### Supplied data
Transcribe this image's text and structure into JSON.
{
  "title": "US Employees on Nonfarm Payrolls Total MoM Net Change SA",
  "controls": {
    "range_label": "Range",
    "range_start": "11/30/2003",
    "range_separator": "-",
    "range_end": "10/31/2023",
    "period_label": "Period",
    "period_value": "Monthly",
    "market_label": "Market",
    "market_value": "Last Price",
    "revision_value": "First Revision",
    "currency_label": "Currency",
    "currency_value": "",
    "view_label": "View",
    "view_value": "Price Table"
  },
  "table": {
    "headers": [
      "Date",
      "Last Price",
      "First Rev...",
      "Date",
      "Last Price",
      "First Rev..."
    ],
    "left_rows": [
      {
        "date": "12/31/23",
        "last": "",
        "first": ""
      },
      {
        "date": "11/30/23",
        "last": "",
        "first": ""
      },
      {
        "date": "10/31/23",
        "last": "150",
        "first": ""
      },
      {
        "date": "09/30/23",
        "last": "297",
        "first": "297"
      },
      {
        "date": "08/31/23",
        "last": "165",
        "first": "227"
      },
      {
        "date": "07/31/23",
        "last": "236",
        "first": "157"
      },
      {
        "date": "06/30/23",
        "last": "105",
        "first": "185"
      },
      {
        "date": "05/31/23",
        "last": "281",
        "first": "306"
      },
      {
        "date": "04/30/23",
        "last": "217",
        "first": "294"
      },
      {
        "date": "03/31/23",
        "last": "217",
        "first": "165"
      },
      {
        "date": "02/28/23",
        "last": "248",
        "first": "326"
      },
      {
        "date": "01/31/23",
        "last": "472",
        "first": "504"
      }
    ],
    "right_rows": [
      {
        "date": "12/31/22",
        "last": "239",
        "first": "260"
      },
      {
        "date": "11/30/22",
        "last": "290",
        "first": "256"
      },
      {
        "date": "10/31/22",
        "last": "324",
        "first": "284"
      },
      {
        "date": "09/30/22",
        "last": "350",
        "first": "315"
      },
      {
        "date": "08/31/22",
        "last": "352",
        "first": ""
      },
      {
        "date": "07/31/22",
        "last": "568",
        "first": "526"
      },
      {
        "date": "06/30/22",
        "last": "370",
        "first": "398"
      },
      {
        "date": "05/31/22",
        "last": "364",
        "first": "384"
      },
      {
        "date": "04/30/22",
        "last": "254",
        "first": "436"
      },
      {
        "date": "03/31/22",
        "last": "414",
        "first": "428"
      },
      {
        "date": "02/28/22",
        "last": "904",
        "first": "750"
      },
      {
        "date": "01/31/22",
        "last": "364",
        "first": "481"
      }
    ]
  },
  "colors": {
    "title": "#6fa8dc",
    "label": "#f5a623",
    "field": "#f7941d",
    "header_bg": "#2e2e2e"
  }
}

### Aim
Your task is to print the whole listing again exactly.

### Solution
Transcribe this image's text and structure into JSON.
{
  "title": "US Employees on Nonfarm Payrolls Total MoM Net Change SA",
  "controls": {
    "range_label": "Range",
    "range_start": "11/30/2003",
    "range_separator": "-",
    "range_end": "10/31/2023",
    "period_label": "Period",
    "period_value": "Monthly",
    "market_label": "Market",
    "market_value": "Last Price",
    "revision_value": "First Revision",
    "currency_label": "Currency",
    "currency_value": "",
    "view_label": "View",
    "view_value": "Price Table"
  },
  "table": {
    "headers": [
      "Date",
      "Last Price",
      "First Rev...",
      "Date",
      "Last Price",
      "First Rev..."
    ],
    "left_rows": [
      {
        "date": "12/31/23",
        "last": "",
        "first": ""
      },
      {
        "date": "11/30/23",
        "last": "",
        "first": ""
      },
      {
        "date": "10/31/23",
        "last": "150",
        "first": ""
      },
      {
        "date": "09/30/23",
        "last": "297",
        "first": "297"
      },
      {
        "date": "08/31/23",
        "last": "165",
        "first": "227"
      },
      {
        "date": "07/31/23",
        "last": "236",
        "first": "157"
      },
      {
        "date": "06/30/23",
        "last": "105",
        "first": "185"
      },
      {
        "date": "05/31/23",
        "last": "281",
        "first": "306"
      },
      {
        "date": "04/30/23",
        "last": "217",
        "first": "294"
      },
      {
        "date": "03/31/23",
        "last": "217",
        "first": "165"
      },
      {
        "date": "02/28/23",
        "last": "248",
        "first": "326"
      },
      {
        "date": "01/31/23",
        "last": "472",
        "first": "504"
      }
    ],
    "right_rows": [
      {
        "date": "12/31/22",
        "last": "239",
        "first": "260"
      },
      {
        "date": "11/30/22",
        "last": "290",
        "first": "256"
      },
      {
        "date": "10/31/22",
        "last": "324",
        "first": "284"
      },
      {
        "date": "09/30/22",
        "last": "350",
        "first": "315"
      },
      {
        "date": "08/31/22",
        "last": "352",
        "first": ""
      },
      {
        "date": "07/31/22",
        "last": "568",
        "first": "526"
      },
      {
        "date": "06/30/22",
        "last": "370",
        "first": "398"
      },
      {
        "date": "05/31/22",
        "last": "364",
        "first": "384"
      },
      {
        "date": "04/30/22",
        "last": "254",
        "first": "436"
      },
      {
        "date": "03/31/22",
        "last": "414",
        "first": "428"
      },
      {
        "date": "02/28/22",
        "last": "904",
        "first": "750"
      },
      {
        "date": "01/31/22",
        "last": "364",
        "first": "481"
      }
    ]
  },
  "colors": {
    "title": "#6fa8dc",
    "label": "#f5a623",
    "field": "#f7941d",
    "header_bg": "#2e2e2e"
  }
}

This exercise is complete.